─── RECORDS SUPPLIED ───

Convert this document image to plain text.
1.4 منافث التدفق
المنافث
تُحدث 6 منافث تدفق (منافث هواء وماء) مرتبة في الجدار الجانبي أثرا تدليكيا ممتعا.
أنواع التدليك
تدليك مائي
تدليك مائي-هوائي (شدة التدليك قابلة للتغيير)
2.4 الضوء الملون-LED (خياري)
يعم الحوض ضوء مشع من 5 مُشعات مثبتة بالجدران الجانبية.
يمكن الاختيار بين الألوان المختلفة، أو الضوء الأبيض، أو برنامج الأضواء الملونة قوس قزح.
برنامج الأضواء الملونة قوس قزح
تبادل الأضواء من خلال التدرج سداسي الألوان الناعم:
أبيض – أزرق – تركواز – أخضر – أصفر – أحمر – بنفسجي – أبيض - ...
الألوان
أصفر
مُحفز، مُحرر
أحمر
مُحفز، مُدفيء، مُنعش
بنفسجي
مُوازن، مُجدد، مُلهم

───
─── RECORDS SUPPLIED ───

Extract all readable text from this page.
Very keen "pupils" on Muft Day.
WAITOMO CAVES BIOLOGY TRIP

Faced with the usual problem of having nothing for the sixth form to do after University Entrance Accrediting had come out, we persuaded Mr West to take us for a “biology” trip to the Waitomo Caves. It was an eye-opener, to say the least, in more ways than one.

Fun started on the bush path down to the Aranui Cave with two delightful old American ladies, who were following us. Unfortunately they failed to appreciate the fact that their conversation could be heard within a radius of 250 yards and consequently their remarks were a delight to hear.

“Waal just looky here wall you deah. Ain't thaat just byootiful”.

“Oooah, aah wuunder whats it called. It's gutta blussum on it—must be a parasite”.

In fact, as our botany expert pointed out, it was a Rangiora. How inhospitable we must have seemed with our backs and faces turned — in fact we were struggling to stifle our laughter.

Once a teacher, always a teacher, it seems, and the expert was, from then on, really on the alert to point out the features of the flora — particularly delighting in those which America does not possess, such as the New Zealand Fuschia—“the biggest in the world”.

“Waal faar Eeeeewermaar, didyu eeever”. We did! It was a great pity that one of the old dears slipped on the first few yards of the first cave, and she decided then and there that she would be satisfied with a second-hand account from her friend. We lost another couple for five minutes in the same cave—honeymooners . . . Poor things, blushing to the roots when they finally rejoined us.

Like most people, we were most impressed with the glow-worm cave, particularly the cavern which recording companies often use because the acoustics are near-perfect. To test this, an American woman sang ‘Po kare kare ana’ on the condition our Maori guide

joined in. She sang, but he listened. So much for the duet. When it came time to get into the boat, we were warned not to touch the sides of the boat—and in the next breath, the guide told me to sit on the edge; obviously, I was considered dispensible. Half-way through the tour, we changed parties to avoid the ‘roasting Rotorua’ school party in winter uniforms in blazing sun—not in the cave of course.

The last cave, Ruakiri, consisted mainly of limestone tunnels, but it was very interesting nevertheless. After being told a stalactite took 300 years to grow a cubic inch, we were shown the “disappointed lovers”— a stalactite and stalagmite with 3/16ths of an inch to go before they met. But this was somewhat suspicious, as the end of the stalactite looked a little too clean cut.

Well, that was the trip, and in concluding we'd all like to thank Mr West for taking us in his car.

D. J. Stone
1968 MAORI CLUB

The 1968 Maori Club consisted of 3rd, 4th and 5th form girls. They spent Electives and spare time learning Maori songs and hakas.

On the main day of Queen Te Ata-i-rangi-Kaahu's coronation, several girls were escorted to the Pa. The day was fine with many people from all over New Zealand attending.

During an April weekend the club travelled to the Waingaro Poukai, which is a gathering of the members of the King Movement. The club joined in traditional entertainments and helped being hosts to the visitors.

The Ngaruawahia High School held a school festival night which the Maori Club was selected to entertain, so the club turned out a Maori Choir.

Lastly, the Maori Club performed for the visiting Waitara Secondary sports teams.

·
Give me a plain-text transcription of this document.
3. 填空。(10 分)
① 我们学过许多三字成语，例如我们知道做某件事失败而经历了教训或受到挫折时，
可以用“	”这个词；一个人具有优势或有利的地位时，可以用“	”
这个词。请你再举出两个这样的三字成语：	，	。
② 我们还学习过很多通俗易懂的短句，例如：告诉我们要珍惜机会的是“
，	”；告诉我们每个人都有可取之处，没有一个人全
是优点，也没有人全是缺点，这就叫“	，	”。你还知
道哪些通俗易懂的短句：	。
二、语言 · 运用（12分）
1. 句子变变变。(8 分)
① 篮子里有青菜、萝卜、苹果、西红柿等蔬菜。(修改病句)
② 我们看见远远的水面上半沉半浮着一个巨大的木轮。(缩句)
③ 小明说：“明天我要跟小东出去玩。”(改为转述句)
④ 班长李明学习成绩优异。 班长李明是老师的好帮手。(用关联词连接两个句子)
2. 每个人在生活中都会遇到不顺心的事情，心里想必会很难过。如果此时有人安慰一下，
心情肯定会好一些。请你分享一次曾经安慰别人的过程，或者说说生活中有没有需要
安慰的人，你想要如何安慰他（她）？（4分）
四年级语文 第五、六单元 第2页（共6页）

───

Locate all lines in the listing above with the word "yards". Copy them.

OUTPUT OF THE EXERCISE:
Fun started on the bush path down to the Aranui Cave with two delightful old American ladies, who were following us. Unfortunately they failed to appreciate the fact that their conversation could be heard within a radius of 250 yards and consequently their remarks were a delight to hear.
“Waal faar Eeeeewermaar, didyu eeever”. We did! It was a great pity that one of the old dears slipped on the first few yards of the first cave, and she decided then and there that she would be satisfied with a second-hand account from her friend. We lost another couple for five minutes in the same cave—honeymooners . . . Poor things, blushing to the roots when they finally rejoined us.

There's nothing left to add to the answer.